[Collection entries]
━━━
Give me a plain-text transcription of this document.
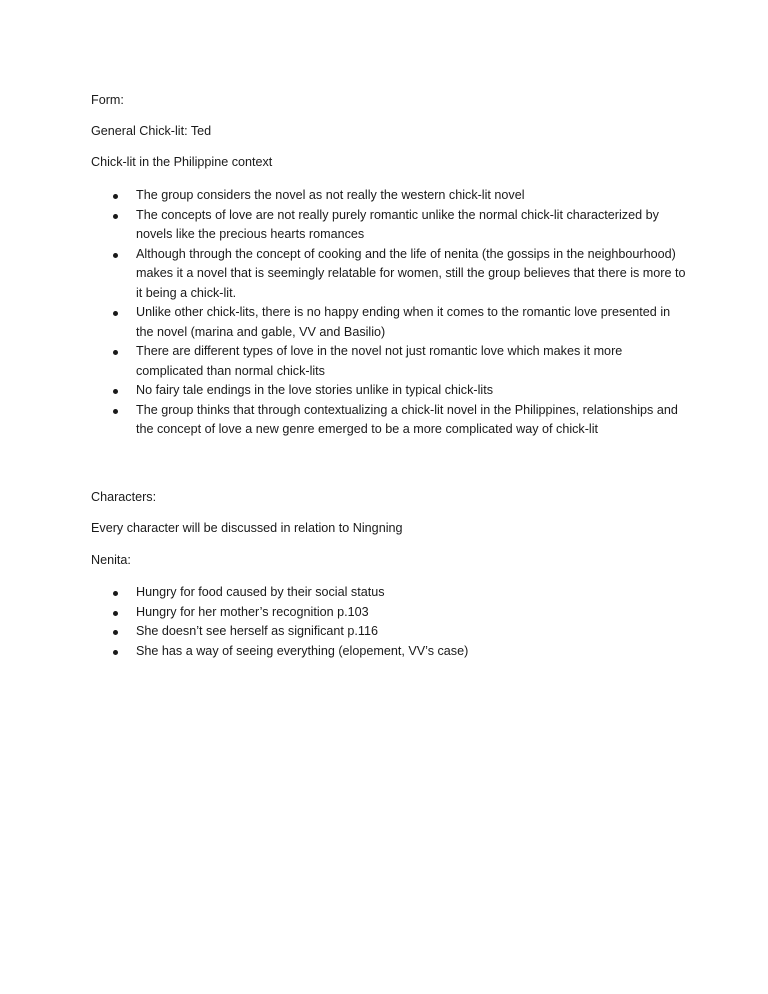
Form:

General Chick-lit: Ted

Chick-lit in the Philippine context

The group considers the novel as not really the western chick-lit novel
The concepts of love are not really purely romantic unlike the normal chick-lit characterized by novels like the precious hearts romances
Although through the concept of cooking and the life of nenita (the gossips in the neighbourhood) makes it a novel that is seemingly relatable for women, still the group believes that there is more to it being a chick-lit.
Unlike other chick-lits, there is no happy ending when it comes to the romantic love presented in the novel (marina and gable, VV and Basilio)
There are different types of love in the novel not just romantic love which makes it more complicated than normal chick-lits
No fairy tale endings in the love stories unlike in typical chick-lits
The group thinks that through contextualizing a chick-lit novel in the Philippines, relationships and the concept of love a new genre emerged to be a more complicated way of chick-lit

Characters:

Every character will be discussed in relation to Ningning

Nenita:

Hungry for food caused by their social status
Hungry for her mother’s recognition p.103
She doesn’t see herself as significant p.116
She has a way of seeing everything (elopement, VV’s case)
━━━
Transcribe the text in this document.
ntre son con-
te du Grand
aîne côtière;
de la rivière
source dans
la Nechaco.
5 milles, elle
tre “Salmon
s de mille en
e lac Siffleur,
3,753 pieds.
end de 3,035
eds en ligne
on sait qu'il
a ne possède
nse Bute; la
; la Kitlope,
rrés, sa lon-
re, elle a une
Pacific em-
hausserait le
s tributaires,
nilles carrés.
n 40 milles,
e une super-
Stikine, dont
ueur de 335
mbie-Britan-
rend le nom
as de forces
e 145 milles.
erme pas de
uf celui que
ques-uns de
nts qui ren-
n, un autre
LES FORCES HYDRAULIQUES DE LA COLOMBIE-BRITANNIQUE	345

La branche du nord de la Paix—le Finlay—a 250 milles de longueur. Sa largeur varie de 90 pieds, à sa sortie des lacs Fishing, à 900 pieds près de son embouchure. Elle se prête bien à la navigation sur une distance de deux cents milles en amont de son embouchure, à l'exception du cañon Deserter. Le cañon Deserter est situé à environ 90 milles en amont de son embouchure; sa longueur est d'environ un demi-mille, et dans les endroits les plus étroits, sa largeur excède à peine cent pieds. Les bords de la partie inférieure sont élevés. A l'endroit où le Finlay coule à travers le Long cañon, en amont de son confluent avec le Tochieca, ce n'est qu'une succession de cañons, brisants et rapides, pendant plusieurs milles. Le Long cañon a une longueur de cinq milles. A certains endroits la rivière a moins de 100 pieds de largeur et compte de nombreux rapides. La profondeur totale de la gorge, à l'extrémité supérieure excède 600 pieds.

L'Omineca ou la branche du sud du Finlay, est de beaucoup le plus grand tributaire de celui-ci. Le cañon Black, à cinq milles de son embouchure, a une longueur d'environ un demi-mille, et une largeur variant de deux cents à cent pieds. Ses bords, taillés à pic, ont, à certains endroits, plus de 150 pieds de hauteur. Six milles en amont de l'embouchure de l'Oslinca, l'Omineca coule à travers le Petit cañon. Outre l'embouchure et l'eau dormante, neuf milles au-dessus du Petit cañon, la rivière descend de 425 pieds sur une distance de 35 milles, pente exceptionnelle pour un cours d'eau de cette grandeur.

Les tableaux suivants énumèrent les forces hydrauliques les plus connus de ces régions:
━━━
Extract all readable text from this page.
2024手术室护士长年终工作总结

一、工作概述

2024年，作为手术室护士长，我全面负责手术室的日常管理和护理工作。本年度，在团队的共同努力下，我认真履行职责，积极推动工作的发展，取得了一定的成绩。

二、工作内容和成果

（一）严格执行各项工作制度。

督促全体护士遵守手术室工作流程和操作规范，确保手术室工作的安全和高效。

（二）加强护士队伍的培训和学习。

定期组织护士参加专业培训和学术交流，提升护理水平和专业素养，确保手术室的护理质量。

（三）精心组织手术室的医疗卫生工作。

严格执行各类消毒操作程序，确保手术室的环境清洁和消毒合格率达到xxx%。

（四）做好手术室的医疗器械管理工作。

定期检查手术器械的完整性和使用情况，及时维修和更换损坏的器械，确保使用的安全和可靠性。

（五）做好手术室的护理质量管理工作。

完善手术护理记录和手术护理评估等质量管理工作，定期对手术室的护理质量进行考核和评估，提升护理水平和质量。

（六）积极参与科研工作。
━━━
--- AIM OF THE EXERCISE ---
Scan the lines above for "really", then copy every one that has it.

--- RIGHT ANSWER ---
The group considers the novel as not really the western chick-lit novel
The concepts of love are not really purely romantic unlike the normal chick-lit characterized by novels like the precious hearts romances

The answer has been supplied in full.